• [THE EXERCISE]:
Check every line of the entries for "screenshot", and copy the lines that hold it.

• [Saved data entries]:
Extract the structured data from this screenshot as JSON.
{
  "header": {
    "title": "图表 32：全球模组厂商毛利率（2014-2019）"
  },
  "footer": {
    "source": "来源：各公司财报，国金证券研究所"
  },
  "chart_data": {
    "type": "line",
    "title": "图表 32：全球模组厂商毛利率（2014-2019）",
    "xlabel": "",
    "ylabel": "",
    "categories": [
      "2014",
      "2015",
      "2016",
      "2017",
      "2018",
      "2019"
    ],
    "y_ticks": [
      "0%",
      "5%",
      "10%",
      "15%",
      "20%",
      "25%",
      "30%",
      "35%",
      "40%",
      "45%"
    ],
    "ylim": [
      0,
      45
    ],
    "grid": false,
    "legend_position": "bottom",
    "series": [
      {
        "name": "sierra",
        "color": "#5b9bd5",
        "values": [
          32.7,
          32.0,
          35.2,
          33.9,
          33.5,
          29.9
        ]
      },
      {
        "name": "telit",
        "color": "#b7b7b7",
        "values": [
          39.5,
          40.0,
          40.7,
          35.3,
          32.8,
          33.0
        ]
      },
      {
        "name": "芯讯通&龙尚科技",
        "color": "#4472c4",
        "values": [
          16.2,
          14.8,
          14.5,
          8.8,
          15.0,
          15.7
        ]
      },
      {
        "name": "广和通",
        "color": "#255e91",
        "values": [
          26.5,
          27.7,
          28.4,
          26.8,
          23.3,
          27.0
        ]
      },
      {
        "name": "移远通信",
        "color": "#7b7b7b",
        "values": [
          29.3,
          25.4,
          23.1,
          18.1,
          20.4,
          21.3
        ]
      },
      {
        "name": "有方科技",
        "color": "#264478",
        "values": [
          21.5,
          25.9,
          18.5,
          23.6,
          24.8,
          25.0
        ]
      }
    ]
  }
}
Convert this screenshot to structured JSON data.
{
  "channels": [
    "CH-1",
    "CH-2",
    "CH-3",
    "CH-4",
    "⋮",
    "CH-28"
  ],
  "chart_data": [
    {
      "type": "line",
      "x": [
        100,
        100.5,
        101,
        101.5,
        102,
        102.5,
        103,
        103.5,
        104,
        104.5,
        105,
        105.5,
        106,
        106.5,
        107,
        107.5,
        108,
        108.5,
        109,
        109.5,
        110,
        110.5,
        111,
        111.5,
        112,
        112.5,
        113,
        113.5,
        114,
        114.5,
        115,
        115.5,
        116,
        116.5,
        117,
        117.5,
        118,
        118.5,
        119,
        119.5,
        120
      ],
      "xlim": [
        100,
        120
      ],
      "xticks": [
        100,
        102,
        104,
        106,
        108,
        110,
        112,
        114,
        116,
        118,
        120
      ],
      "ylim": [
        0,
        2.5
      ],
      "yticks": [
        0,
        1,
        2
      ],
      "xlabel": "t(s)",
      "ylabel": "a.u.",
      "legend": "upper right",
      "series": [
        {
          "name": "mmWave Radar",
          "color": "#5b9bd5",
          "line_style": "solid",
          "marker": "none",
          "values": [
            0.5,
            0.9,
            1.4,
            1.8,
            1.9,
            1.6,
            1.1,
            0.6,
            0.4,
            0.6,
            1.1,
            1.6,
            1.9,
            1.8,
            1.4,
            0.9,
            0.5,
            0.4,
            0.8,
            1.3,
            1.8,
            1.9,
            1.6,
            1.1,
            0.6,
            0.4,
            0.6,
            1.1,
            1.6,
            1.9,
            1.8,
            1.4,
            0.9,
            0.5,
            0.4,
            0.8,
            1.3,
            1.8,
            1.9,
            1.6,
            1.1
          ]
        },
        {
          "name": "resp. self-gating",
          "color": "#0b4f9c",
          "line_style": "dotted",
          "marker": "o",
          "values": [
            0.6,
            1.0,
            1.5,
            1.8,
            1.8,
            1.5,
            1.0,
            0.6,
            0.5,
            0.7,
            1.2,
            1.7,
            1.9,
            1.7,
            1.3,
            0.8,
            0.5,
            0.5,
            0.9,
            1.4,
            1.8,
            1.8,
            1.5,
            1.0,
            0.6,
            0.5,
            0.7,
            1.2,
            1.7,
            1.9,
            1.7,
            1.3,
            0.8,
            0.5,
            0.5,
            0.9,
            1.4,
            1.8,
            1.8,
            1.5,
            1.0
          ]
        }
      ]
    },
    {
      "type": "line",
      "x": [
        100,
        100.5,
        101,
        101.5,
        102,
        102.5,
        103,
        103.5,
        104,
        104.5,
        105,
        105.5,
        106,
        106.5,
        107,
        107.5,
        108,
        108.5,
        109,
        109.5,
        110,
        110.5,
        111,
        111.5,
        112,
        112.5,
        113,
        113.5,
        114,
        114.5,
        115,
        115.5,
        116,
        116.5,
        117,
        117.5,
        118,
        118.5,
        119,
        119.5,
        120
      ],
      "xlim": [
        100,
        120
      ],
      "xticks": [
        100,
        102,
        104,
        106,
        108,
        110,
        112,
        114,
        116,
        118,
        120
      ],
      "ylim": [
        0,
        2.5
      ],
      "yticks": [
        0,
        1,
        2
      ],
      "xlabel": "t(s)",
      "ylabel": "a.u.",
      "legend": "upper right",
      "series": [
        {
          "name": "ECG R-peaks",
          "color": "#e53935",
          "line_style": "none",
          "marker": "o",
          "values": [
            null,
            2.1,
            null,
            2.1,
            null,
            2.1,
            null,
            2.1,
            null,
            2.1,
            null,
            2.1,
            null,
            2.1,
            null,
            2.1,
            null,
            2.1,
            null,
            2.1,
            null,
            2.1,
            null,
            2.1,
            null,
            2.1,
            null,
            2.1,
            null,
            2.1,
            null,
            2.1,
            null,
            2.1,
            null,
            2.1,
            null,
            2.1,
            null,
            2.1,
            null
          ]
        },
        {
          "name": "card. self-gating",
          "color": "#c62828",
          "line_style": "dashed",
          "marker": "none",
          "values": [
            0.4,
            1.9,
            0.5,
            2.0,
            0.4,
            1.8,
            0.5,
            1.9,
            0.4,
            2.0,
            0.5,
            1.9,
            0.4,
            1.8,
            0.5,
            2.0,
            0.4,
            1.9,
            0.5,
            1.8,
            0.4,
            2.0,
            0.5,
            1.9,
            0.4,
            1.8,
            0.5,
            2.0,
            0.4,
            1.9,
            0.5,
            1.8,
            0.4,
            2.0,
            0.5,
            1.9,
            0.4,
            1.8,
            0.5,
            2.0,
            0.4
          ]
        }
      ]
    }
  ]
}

• [RESPONSE TO THIS EXERCISE]:
Extract the structured data from this screenshot as JSON.
Convert this screenshot to structured JSON data.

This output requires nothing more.